▶ What the exercise asks: Extract the full set of records that follows, word for word.
═════ Data excerpts ═════
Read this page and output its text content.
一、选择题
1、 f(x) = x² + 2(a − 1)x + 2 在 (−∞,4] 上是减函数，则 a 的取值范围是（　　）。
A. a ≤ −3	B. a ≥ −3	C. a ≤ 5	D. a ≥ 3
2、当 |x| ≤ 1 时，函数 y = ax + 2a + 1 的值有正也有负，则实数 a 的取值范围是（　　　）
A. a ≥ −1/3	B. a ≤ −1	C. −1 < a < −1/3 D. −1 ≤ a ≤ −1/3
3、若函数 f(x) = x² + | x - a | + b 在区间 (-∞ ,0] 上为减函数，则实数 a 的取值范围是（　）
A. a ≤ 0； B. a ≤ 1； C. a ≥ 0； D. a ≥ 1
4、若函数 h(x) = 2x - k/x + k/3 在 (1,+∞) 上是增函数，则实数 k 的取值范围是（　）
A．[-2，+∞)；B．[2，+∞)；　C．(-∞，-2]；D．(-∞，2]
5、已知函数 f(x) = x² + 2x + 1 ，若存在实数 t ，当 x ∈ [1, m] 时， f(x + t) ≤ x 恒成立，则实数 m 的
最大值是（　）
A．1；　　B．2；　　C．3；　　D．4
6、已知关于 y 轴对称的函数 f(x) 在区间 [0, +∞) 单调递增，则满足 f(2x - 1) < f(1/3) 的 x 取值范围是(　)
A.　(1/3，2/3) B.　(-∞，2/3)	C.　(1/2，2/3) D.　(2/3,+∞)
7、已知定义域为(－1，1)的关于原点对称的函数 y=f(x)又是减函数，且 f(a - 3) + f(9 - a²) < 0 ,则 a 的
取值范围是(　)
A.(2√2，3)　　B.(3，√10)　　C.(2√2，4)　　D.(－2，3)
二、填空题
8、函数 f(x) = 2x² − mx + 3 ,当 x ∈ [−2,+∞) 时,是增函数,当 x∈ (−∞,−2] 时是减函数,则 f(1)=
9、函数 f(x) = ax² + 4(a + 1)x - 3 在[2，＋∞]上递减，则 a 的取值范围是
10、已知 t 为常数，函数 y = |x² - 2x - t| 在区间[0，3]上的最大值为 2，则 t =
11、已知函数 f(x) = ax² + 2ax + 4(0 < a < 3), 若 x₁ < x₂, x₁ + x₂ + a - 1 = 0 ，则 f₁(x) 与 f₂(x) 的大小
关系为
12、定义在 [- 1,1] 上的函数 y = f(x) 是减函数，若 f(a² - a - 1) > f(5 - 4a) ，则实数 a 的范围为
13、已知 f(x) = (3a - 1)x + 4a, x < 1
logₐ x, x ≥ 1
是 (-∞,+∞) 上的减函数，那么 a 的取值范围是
═════
▶ Response below:
Read this page and output its text content.
一、选择题
1、 f(x) = x² + 2(a − 1)x + 2 在 (−∞,4] 上是减函数，则 a 的取值范围是（　　）。
A. a ≤ −3	B. a ≥ −3	C. a ≤ 5	D. a ≥ 3
2、当 |x| ≤ 1 时，函数 y = ax + 2a + 1 的值有正也有负，则实数 a 的取值范围是（　　　）
A. a ≥ −1/3	B. a ≤ −1	C. −1 < a < −1/3 D. −1 ≤ a ≤ −1/3
3、若函数 f(x) = x² + | x - a | + b 在区间 (-∞ ,0] 上为减函数，则实数 a 的取值范围是（　）
A. a ≤ 0； B. a ≤ 1； C. a ≥ 0； D. a ≥ 1
4、若函数 h(x) = 2x - k/x + k/3 在 (1,+∞) 上是增函数，则实数 k 的取值范围是（　）
A．[-2，+∞)；B．[2，+∞)；　C．(-∞，-2]；D．(-∞，2]
5、已知函数 f(x) = x² + 2x + 1 ，若存在实数 t ，当 x ∈ [1, m] 时， f(x + t) ≤ x 恒成立，则实数 m 的
最大值是（　）
A．1；　　B．2；　　C．3；　　D．4
6、已知关于 y 轴对称的函数 f(x) 在区间 [0, +∞) 单调递增，则满足 f(2x - 1) < f(1/3) 的 x 取值范围是(　)
A.　(1/3，2/3) B.　(-∞，2/3)	C.　(1/2，2/3) D.　(2/3,+∞)
7、已知定义域为(－1，1)的关于原点对称的函数 y=f(x)又是减函数，且 f(a - 3) + f(9 - a²) < 0 ,则 a 的
取值范围是(　)
A.(2√2，3)　　B.(3，√10)　　C.(2√2，4)　　D.(－2，3)
二、填空题
8、函数 f(x) = 2x² − mx + 3 ,当 x ∈ [−2,+∞) 时,是增函数,当 x∈ (−∞,−2] 时是减函数,则 f(1)=
9、函数 f(x) = ax² + 4(a + 1)x - 3 在[2，＋∞]上递减，则 a 的取值范围是
10、已知 t 为常数，函数 y = |x² - 2x - t| 在区间[0，3]上的最大值为 2，则 t =
11、已知函数 f(x) = ax² + 2ax + 4(0 < a < 3), 若 x₁ < x₂, x₁ + x₂ + a - 1 = 0 ，则 f₁(x) 与 f₂(x) 的大小
关系为
12、定义在 [- 1,1] 上的函数 y = f(x) 是减函数，若 f(a² - a - 1) > f(5 - 4a) ，则实数 a 的范围为
13、已知 f(x) = (3a - 1)x + 4a, x < 1
logₐ x, x ≥ 1
是 (-∞,+∞) 上的减函数，那么 a 的取值范围是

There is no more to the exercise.